AIM OF THE EXERCISE — Print the records below exactly as they appear.

※

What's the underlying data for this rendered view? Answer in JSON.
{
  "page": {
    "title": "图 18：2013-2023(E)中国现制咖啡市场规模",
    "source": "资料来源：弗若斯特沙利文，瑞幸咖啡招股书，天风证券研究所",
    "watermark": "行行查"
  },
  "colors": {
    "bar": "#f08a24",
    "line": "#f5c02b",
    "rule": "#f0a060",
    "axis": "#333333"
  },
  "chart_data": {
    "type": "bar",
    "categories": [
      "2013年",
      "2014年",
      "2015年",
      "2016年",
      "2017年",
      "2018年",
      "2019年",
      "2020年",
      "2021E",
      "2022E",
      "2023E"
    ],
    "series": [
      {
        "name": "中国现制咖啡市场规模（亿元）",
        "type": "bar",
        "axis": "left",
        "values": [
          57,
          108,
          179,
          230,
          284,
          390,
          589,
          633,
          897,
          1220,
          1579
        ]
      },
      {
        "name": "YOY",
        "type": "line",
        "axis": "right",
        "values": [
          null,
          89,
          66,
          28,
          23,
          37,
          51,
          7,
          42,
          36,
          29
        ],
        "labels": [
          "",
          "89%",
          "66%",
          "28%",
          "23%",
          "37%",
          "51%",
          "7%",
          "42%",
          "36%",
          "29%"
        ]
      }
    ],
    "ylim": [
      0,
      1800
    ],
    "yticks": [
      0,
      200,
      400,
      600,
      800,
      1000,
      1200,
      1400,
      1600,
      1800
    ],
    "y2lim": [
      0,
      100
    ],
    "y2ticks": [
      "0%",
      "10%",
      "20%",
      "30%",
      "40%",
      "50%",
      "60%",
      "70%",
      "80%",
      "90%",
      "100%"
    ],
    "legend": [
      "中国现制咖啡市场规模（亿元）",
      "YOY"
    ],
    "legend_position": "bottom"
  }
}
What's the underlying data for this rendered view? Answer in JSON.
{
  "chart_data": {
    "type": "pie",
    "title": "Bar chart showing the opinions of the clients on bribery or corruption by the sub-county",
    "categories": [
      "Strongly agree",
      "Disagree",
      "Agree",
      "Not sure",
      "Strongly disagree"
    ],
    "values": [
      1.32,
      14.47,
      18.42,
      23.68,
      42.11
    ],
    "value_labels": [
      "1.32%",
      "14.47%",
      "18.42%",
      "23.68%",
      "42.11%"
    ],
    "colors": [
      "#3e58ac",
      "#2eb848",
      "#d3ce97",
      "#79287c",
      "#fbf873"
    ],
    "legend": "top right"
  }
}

※

FULL RESPONSE —
What's the underlying data for this rendered view? Answer in JSON.
{
  "page": {
    "title": "图 18：2013-2023(E)中国现制咖啡市场规模",
    "source": "资料来源：弗若斯特沙利文，瑞幸咖啡招股书，天风证券研究所",
    "watermark": "行行查"
  },
  "colors": {
    "bar": "#f08a24",
    "line": "#f5c02b",
    "rule": "#f0a060",
    "axis": "#333333"
  },
  "chart_data": {
    "type": "bar",
    "categories": [
      "2013年",
      "2014年",
      "2015年",
      "2016年",
      "2017年",
      "2018年",
      "2019年",
      "2020年",
      "2021E",
      "2022E",
      "2023E"
    ],
    "series": [
      {
        "name": "中国现制咖啡市场规模（亿元）",
        "type": "bar",
        "axis": "left",
        "values": [
          57,
          108,
          179,
          230,
          284,
          390,
          589,
          633,
          897,
          1220,
          1579
        ]
      },
      {
        "name": "YOY",
        "type": "line",
        "axis": "right",
        "values": [
          null,
          89,
          66,
          28,
          23,
          37,
          51,
          7,
          42,
          36,
          29
        ],
        "labels": [
          "",
          "89%",
          "66%",
          "28%",
          "23%",
          "37%",
          "51%",
          "7%",
          "42%",
          "36%",
          "29%"
        ]
      }
    ],
    "ylim": [
      0,
      1800
    ],
    "yticks": [
      0,
      200,
      400,
      600,
      800,
      1000,
      1200,
      1400,
      1600,
      1800
    ],
    "y2lim": [
      0,
      100
    ],
    "y2ticks": [
      "0%",
      "10%",
      "20%",
      "30%",
      "40%",
      "50%",
      "60%",
      "70%",
      "80%",
      "90%",
      "100%"
    ],
    "legend": [
      "中国现制咖啡市场规模（亿元）",
      "YOY"
    ],
    "legend_position": "bottom"
  }
}
What's the underlying data for this rendered view? Answer in JSON.
{
  "chart_data": {
    "type": "pie",
    "title": "Bar chart showing the opinions of the clients on bribery or corruption by the sub-county",
    "categories": [
      "Strongly agree",
      "Disagree",
      "Agree",
      "Not sure",
      "Strongly disagree"
    ],
    "values": [
      1.32,
      14.47,
      18.42,
      23.68,
      42.11
    ],
    "value_labels": [
      "1.32%",
      "14.47%",
      "18.42%",
      "23.68%",
      "42.11%"
    ],
    "colors": [
      "#3e58ac",
      "#2eb848",
      "#d3ce97",
      "#79287c",
      "#fbf873"
    ],
    "legend": "top right"
  }
}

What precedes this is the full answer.